Excerpt from a dataset:
----------

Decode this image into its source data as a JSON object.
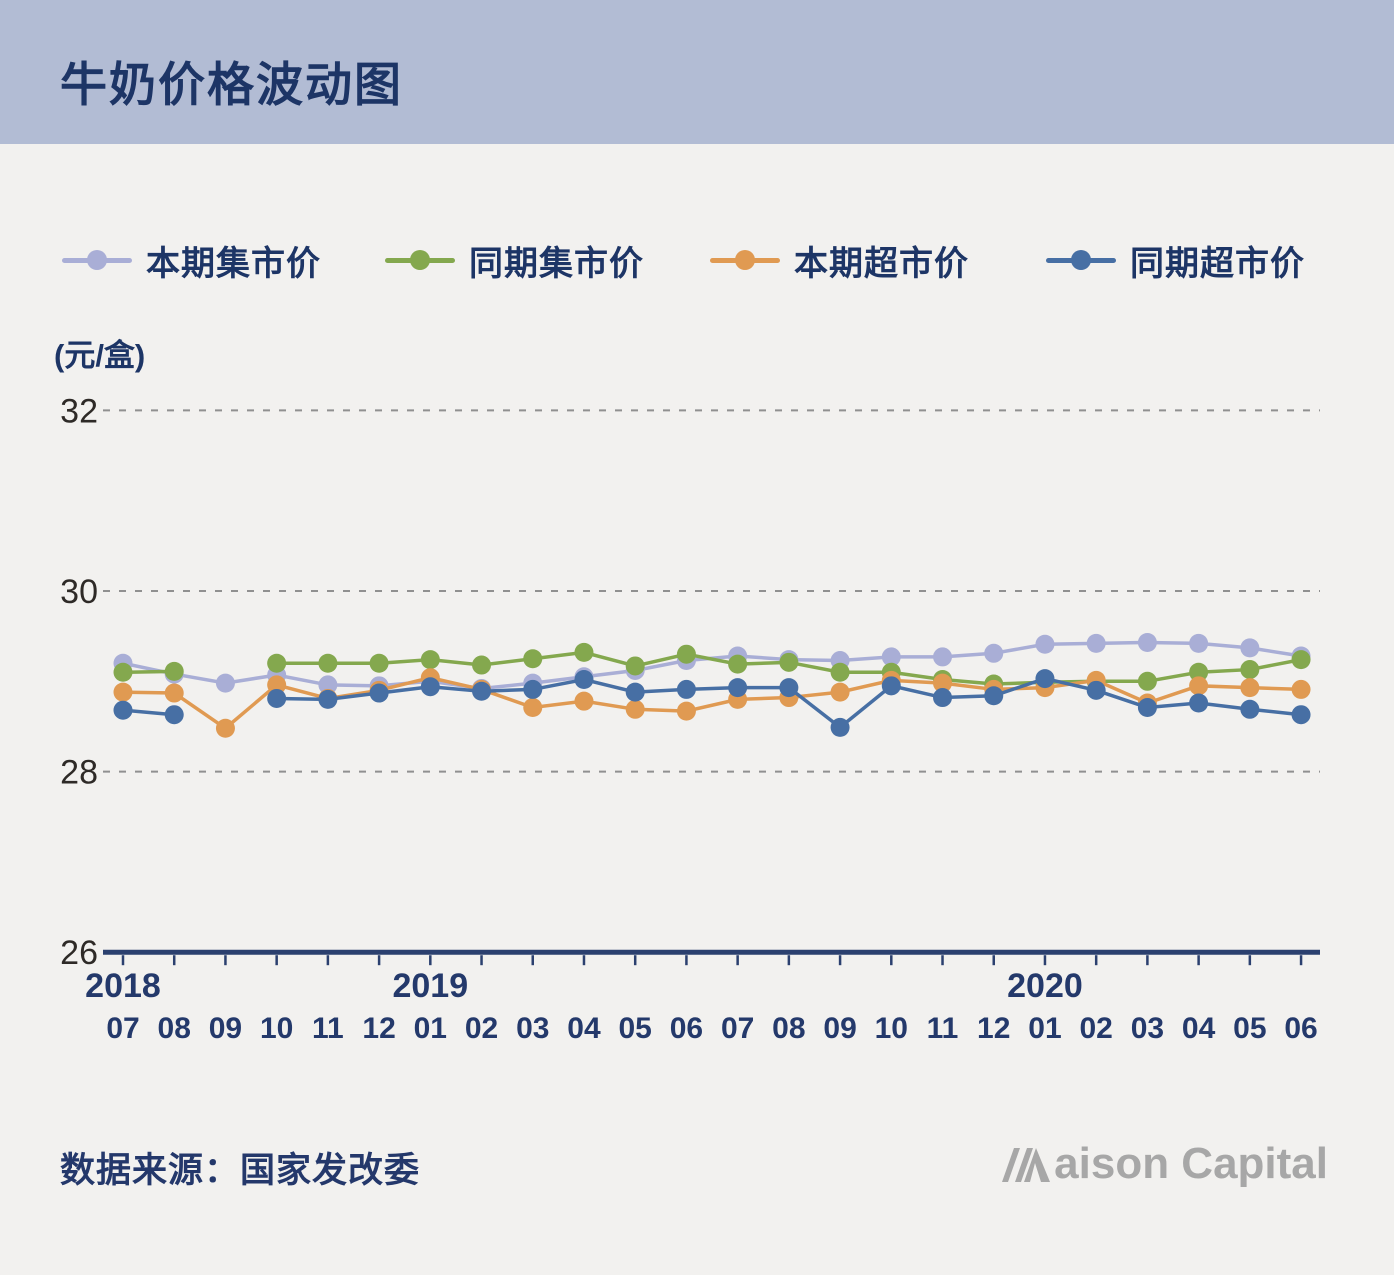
{
  "header": {
    "title": "牛奶价格波动图"
  },
  "footer": {
    "source": "数据来源：国家发改委",
    "logo_name": "Maison Capital"
  },
  "chart_data": {
    "type": "line",
    "title": "牛奶价格波动图",
    "unit_label": "(元/盒)",
    "ylim": [
      26,
      32
    ],
    "yticks": [
      26,
      28,
      30,
      32
    ],
    "grid": "dashed-horizontal",
    "legend_position": "top",
    "months": [
      "07",
      "08",
      "09",
      "10",
      "11",
      "12",
      "01",
      "02",
      "03",
      "04",
      "05",
      "06",
      "07",
      "08",
      "09",
      "10",
      "11",
      "12",
      "01",
      "02",
      "03",
      "04",
      "05",
      "06"
    ],
    "years": [
      {
        "label": "2018",
        "month_index": 0
      },
      {
        "label": "2019",
        "month_index": 6
      },
      {
        "label": "2020",
        "month_index": 18
      }
    ],
    "series": [
      {
        "name": "本期集市价",
        "color": "#a9aed6",
        "values": [
          29.2,
          29.08,
          28.98,
          29.07,
          28.96,
          28.95,
          29.0,
          28.92,
          28.98,
          29.05,
          29.12,
          29.23,
          29.28,
          29.24,
          29.23,
          29.27,
          29.27,
          29.31,
          29.41,
          29.42,
          29.43,
          29.42,
          29.37,
          29.28
        ]
      },
      {
        "name": "同期集市价",
        "color": "#84a84e",
        "values": [
          29.1,
          29.11,
          null,
          29.2,
          29.2,
          29.2,
          29.24,
          29.18,
          29.25,
          29.32,
          29.17,
          29.3,
          29.19,
          29.21,
          29.1,
          29.1,
          29.02,
          28.97,
          28.99,
          29.0,
          29.0,
          29.1,
          29.13,
          29.24
        ]
      },
      {
        "name": "本期超市价",
        "color": "#e09a52",
        "values": [
          28.88,
          28.87,
          28.48,
          28.96,
          28.81,
          28.9,
          29.04,
          28.91,
          28.71,
          28.78,
          28.69,
          28.67,
          28.8,
          28.82,
          28.88,
          29.01,
          28.98,
          28.91,
          28.93,
          29.01,
          28.76,
          28.95,
          28.93,
          28.91
        ]
      },
      {
        "name": "同期超市价",
        "color": "#476fa4",
        "values": [
          28.68,
          28.63,
          null,
          28.81,
          28.8,
          28.87,
          28.94,
          28.89,
          28.91,
          29.02,
          28.88,
          28.91,
          28.93,
          28.93,
          28.49,
          28.95,
          28.82,
          28.84,
          29.03,
          28.9,
          28.71,
          28.76,
          28.69,
          28.63
        ]
      }
    ],
    "style": {
      "axis_color": "#2b406f",
      "gridline_color": "#909090",
      "ytick_text_color": "#2e2a27",
      "xtick_text_color": "#24396b",
      "header_band_color": "#b2bcd4",
      "background_color": "#f2f1ef"
    }
  }
}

----------

| Required task |
In the material above, how many lines hold the word "source"? Say only the number.

| Expected answer |
2